**Data for the task:**
>>
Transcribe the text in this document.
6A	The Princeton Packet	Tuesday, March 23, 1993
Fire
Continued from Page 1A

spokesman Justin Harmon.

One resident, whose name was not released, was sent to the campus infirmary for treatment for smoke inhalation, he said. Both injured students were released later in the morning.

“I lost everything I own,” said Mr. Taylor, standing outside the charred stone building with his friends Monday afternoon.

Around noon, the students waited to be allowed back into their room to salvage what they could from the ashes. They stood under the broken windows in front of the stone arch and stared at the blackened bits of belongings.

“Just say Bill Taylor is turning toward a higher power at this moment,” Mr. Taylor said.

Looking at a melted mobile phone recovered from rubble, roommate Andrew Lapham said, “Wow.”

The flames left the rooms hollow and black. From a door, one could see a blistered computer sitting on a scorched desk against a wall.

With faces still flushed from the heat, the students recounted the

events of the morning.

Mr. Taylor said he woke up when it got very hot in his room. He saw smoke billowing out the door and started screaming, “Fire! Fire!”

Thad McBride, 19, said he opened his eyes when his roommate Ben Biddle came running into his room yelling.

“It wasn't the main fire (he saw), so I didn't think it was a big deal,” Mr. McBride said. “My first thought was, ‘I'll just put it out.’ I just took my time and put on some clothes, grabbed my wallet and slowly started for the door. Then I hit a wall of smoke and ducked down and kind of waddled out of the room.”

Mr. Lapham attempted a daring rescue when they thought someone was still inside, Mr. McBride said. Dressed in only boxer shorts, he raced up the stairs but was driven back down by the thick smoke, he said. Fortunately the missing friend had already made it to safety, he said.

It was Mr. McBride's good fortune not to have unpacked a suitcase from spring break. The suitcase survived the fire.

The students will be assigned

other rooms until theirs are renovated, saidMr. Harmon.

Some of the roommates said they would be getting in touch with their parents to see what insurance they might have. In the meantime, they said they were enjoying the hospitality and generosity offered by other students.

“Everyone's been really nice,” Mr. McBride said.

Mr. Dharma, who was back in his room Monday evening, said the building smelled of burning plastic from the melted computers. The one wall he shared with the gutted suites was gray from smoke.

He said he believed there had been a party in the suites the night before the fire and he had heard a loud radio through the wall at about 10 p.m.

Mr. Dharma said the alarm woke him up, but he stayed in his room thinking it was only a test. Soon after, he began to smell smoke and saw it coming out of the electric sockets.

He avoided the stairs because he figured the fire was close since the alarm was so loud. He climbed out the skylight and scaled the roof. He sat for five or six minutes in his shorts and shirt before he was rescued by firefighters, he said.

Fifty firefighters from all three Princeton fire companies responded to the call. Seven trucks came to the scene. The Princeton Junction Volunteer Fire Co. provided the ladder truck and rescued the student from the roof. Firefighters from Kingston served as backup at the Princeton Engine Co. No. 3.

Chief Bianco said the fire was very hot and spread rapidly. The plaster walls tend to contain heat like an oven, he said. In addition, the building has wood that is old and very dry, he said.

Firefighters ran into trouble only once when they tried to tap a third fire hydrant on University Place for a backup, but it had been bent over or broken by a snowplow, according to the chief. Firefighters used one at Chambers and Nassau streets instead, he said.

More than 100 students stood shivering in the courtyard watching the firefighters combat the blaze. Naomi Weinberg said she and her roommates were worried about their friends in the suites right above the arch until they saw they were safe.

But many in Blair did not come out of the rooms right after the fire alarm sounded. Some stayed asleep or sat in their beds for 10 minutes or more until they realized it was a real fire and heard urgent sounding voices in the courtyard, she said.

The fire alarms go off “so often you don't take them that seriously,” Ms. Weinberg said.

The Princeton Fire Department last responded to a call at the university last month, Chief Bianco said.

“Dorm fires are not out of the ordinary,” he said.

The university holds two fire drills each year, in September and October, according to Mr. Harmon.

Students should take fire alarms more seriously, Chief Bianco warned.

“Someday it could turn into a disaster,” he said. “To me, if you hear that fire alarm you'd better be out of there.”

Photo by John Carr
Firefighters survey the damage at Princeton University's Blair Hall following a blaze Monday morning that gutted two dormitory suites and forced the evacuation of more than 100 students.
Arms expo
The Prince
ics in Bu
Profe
<<
Examine the records and pull out every line where the string "there" occurs.

He said he believed there had been a party in the suites the night before the fire and he had heard a loud radio through the wall at about 10 p.m.
“Someday it could turn into a disaster,” he said. “To me, if you hear that fire alarm you'd better be out of there.”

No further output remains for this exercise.